## EXTRACT PROVIDED
>>>>>
I’ve stopped finding Siri useful sometime around 2014-15. The novelty simply wore off and the fact that Apple didn’t do much to keep it moving with their competitors’ products didn’t help. Last week, when Apple proudly announced that Siri could say the word ‘sunny’ using three separate intonations, I couldn’t help but chuckle. I’d have been a happier man if they announced that Siri would become more capable, or if they opened up deeper integration of third party applications, but no. That isn’t happening for now.

Alexa vs. Siri

Alexa is vastly superior in that there are 1000s of third party skills I can use to get things done. Like waking up in the morning and asking Alexa how much sleep I got and actually getting an accurate answer because Amazon allows their device to work with Fitbit. On the other hand, the HomePod will likely only interact with Apple Watch, a product I refuse to buy at this point because of its price point and the relative value it would add to my life.
<<<<<
## YOUR TASK
Please repeat the Alexa and Siri passage between "Alexa is vastly" and "to my life.", inclusive, swapping "Fitbit" for "Garmin".

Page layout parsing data
>>>>>
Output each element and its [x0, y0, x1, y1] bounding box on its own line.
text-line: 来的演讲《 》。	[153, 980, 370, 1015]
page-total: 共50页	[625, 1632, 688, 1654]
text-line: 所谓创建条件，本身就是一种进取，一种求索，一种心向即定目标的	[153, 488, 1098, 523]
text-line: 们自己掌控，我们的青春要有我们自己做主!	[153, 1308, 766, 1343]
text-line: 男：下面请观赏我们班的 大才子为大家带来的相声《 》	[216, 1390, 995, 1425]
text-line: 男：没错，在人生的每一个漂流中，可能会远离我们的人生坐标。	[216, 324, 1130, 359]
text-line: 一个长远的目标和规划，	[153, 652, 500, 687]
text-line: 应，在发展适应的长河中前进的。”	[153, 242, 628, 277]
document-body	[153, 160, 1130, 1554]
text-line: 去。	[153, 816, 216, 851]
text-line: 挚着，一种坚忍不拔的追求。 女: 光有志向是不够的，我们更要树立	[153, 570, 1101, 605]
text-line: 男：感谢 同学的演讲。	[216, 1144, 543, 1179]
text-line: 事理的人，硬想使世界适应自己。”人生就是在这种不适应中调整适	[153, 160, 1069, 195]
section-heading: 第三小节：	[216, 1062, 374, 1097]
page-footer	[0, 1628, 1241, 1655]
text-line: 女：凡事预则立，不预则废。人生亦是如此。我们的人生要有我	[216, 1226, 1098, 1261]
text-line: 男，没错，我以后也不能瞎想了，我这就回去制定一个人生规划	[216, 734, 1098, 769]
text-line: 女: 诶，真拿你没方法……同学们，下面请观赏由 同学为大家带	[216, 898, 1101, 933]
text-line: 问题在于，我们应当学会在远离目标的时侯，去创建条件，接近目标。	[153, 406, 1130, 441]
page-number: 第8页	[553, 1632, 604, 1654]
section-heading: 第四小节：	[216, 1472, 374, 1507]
<<<<<
## RESULT
Alexa is vastly superior in that there are 1000s of third party skills I can use to get things done. Like waking up in the morning and asking Alexa how much sleep I got and actually getting an accurate answer because Amazon allows their device to work with Garmin. On the other hand, the HomePod will likely only interact with Apple Watch, a product I refuse to buy at this point because of its price point and the relative value it would add to my life.